### WHAT YOU ARE ASKED TO DO
Find how many lines in the material hold the word "Costo", then state that number and nothing more.

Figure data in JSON

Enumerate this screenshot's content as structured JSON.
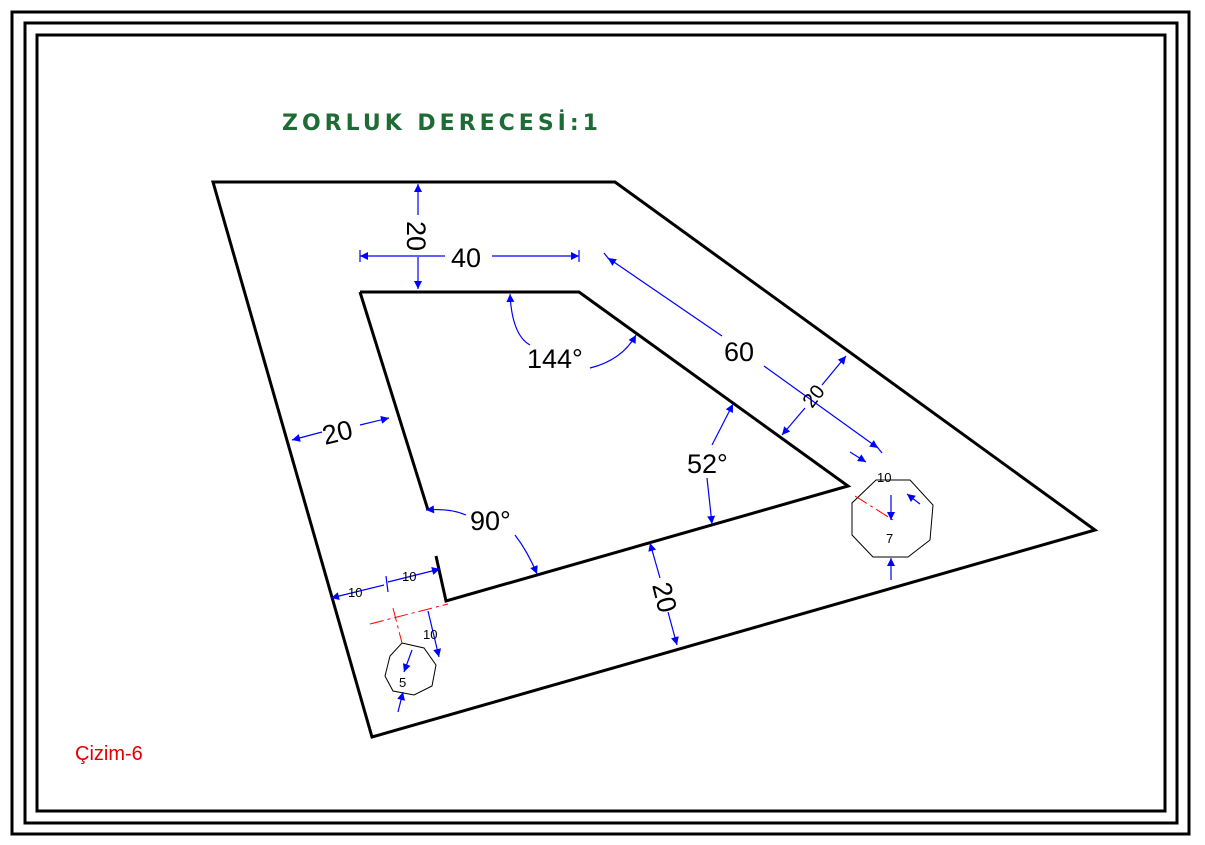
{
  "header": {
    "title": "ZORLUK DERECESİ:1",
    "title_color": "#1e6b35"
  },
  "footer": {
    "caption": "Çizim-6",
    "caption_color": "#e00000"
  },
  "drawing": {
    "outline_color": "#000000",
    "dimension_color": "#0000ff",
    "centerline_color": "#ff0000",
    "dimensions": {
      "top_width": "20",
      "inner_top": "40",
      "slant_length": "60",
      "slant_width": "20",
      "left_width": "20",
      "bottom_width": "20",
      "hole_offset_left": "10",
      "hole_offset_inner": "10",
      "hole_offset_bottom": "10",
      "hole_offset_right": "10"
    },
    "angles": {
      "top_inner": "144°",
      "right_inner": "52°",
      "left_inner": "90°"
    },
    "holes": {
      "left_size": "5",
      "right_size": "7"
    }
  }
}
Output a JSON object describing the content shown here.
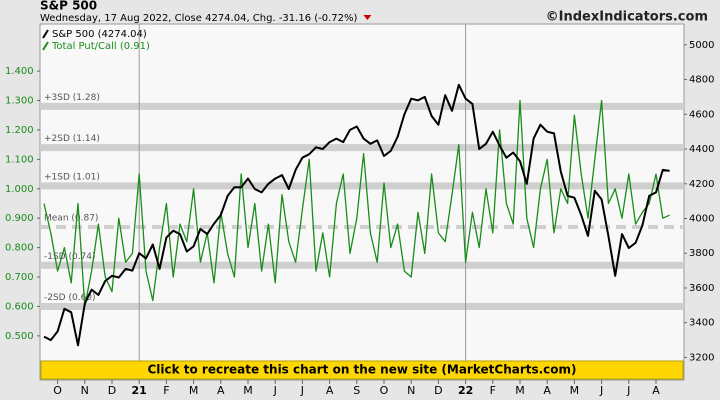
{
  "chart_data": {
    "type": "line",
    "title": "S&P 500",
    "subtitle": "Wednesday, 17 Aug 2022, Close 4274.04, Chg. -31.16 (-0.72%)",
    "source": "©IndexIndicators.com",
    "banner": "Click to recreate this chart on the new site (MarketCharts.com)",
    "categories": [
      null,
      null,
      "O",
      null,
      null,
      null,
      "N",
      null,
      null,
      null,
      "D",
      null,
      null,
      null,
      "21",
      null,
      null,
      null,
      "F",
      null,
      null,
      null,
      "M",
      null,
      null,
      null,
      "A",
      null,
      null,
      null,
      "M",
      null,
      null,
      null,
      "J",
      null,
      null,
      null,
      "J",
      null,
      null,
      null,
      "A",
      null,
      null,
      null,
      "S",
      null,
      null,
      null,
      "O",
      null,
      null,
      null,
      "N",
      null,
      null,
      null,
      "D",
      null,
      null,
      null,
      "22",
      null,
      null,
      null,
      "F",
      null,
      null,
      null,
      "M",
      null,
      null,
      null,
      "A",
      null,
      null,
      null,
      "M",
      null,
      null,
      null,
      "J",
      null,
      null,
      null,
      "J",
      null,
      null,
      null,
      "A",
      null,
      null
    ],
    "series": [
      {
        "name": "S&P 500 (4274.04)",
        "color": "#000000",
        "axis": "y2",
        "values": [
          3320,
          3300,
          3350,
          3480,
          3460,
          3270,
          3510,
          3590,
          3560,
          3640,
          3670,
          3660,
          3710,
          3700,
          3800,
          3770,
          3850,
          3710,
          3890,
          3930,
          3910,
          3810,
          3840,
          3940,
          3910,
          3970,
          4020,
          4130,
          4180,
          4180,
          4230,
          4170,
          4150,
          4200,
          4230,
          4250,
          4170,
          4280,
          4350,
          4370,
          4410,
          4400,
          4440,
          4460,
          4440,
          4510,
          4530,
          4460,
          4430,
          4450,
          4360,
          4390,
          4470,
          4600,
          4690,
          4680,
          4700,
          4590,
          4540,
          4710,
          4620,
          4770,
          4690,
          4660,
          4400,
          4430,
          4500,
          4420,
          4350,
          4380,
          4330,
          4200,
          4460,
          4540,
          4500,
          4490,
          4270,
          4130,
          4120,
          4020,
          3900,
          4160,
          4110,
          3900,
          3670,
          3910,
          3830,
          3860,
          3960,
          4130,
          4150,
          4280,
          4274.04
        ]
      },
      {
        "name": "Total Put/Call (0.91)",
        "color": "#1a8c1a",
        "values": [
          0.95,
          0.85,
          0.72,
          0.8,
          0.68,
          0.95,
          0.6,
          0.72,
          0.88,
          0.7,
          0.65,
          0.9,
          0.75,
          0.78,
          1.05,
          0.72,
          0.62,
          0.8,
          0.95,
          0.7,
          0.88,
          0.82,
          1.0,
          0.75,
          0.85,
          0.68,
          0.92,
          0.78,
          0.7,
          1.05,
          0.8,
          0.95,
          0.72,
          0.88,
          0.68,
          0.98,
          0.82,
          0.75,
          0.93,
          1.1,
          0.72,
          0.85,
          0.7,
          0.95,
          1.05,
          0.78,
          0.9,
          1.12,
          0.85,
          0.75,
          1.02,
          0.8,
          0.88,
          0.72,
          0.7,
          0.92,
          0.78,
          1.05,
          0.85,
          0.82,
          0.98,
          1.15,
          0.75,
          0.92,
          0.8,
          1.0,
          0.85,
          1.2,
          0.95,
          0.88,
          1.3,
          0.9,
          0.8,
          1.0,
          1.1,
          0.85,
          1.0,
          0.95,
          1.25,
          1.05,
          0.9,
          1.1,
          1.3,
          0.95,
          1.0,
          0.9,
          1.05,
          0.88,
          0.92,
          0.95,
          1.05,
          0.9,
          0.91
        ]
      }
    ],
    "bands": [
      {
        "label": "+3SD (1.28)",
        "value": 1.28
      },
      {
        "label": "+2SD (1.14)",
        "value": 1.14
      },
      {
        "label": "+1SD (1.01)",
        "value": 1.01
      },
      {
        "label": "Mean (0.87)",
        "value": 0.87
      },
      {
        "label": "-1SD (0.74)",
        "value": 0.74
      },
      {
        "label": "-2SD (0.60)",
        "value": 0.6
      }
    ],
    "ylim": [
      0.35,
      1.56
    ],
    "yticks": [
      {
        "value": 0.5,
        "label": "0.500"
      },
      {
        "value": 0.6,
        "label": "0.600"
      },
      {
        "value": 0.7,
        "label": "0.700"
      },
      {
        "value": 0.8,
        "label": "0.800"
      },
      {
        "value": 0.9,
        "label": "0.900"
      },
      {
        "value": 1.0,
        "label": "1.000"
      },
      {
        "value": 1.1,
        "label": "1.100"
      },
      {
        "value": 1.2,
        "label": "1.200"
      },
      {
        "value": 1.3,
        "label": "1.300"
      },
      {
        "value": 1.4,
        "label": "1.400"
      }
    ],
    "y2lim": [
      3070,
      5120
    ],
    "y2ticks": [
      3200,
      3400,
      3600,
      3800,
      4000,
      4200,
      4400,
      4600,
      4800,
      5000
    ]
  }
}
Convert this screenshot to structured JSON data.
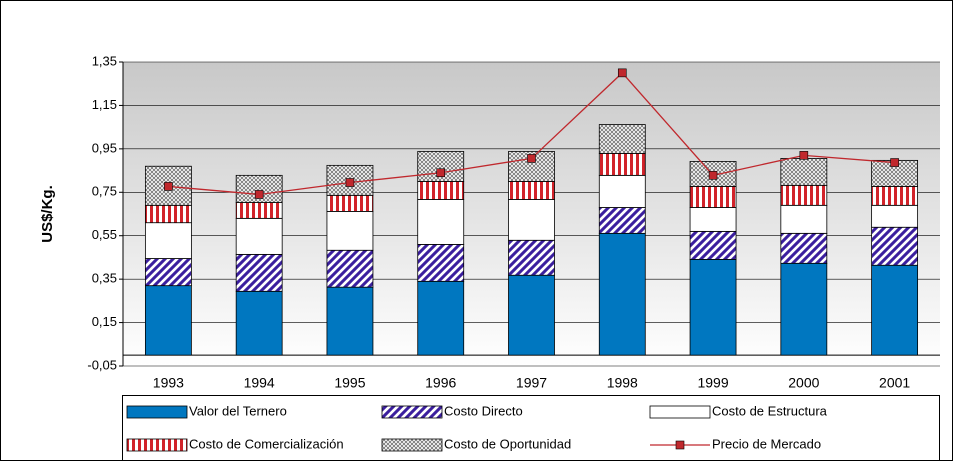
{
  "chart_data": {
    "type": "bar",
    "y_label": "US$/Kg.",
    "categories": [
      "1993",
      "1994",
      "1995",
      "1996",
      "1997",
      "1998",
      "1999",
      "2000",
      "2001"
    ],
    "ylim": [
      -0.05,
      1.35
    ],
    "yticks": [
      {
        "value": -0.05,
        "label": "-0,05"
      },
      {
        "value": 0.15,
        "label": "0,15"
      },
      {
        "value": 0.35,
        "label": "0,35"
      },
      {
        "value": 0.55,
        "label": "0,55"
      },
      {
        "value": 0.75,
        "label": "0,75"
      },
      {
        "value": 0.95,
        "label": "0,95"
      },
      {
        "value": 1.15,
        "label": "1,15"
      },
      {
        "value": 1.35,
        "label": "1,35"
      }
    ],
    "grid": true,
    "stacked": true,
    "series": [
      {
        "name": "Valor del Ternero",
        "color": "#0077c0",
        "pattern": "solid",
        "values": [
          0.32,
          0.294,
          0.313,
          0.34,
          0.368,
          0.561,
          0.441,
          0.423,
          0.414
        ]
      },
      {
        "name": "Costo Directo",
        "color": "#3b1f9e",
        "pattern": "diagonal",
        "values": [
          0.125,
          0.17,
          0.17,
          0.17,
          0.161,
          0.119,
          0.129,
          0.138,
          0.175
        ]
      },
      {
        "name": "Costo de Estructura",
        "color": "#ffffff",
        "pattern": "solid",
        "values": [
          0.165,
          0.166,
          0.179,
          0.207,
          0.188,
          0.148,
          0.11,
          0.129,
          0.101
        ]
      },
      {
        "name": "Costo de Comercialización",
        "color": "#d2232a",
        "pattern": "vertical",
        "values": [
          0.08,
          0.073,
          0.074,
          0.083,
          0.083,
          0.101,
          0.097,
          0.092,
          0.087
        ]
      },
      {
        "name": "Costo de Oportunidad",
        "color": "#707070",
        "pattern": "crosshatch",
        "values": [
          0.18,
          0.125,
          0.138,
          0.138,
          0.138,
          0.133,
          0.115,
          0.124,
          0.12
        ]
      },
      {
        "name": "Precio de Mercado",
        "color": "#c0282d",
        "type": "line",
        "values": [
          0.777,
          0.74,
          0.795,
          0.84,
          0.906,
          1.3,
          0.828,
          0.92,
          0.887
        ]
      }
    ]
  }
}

### IN RESPONSE
4